--- EXERCISE BRIEF ---
Select all lines holding the word "name" from the entries that follow.

Dataset rows

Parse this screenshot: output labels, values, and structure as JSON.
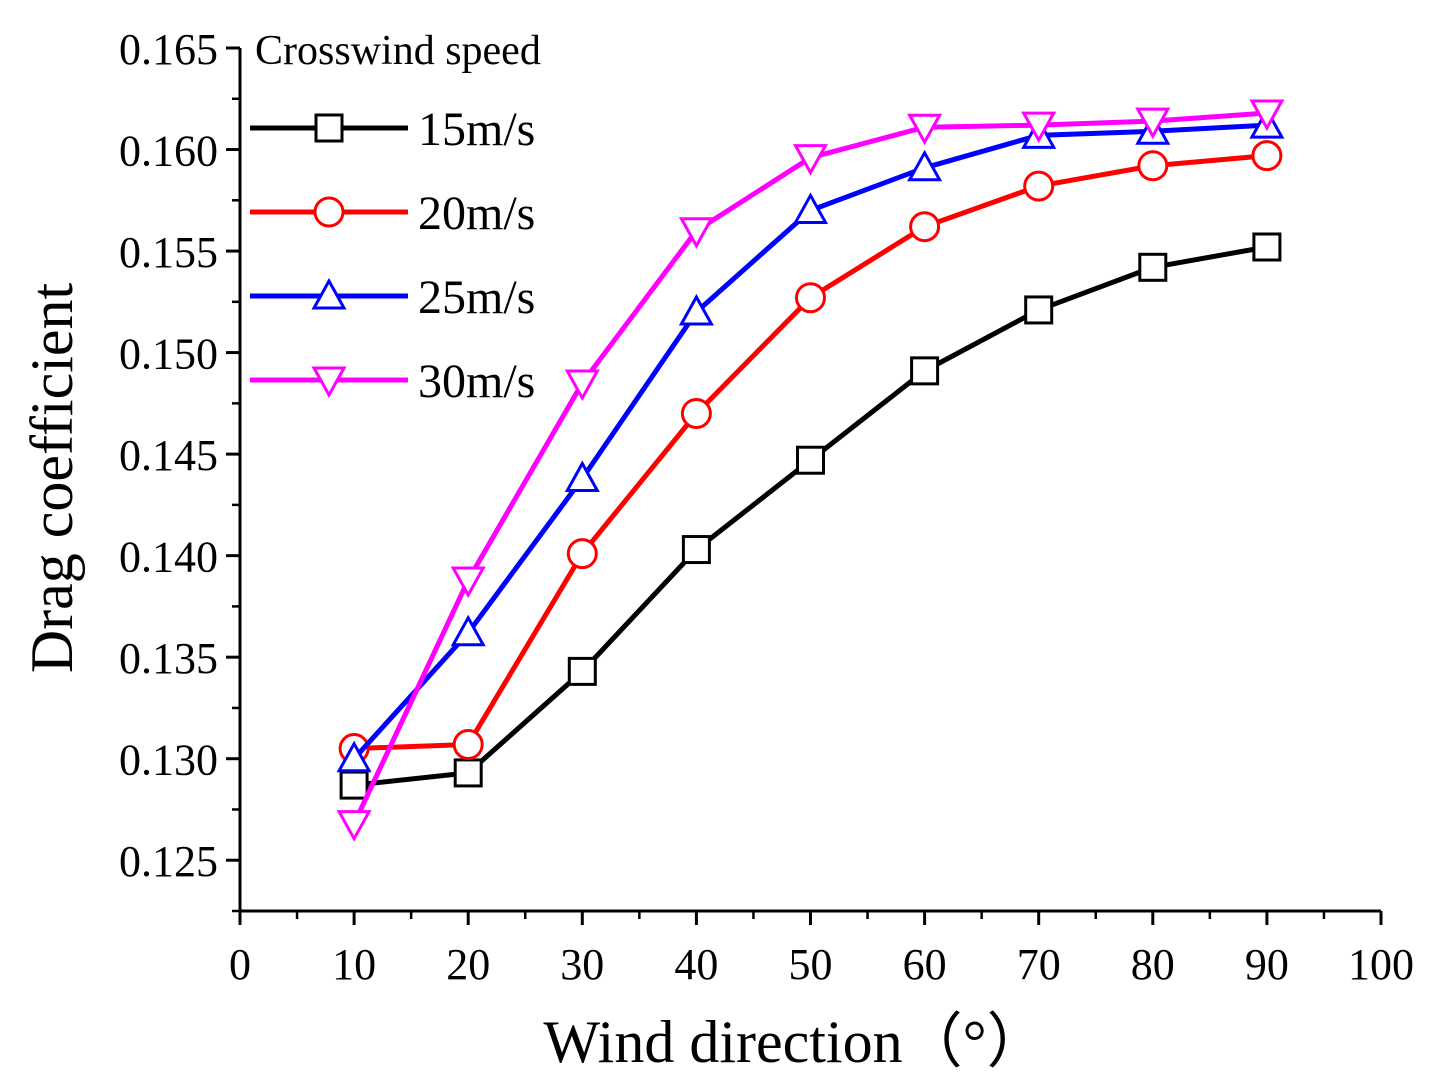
{
  "chart_data": {
    "type": "line",
    "title": "",
    "xlabel": "Wind direction（°）",
    "ylabel": "Drag coefficient",
    "xlim": [
      0,
      100
    ],
    "ylim": [
      0.1225,
      0.165
    ],
    "xticks": [
      "0",
      "10",
      "20",
      "30",
      "40",
      "50",
      "60",
      "70",
      "80",
      "90",
      "100"
    ],
    "yticks": [
      "0.125",
      "0.130",
      "0.135",
      "0.140",
      "0.145",
      "0.150",
      "0.155",
      "0.160",
      "0.165"
    ],
    "grid": false,
    "legend": {
      "title": "Crosswind speed",
      "position": "top-left"
    },
    "x": [
      10,
      20,
      30,
      40,
      50,
      60,
      70,
      80,
      90
    ],
    "series": [
      {
        "name": "15m/s",
        "color": "#000000",
        "marker": "square",
        "values": [
          0.1287,
          0.1293,
          0.1343,
          0.1403,
          0.1447,
          0.1491,
          0.1521,
          0.1542,
          0.1552
        ]
      },
      {
        "name": "20m/s",
        "color": "#ff0000",
        "marker": "circle",
        "values": [
          0.1305,
          0.1307,
          0.1401,
          0.147,
          0.1527,
          0.1562,
          0.1582,
          0.1592,
          0.1597
        ]
      },
      {
        "name": "25m/s",
        "color": "#0000ff",
        "marker": "triangle-up",
        "values": [
          0.13,
          0.1362,
          0.1438,
          0.152,
          0.157,
          0.1591,
          0.1607,
          0.1609,
          0.1612
        ]
      },
      {
        "name": "30m/s",
        "color": "#ff00ff",
        "marker": "triangle-down",
        "values": [
          0.1268,
          0.1388,
          0.1485,
          0.156,
          0.1596,
          0.1611,
          0.1612,
          0.1614,
          0.1618
        ]
      }
    ]
  }
}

--- TASK SOLUTION ---
        "name": "15m/s",
        "name": "20m/s",
        "name": "25m/s",
        "name": "30m/s",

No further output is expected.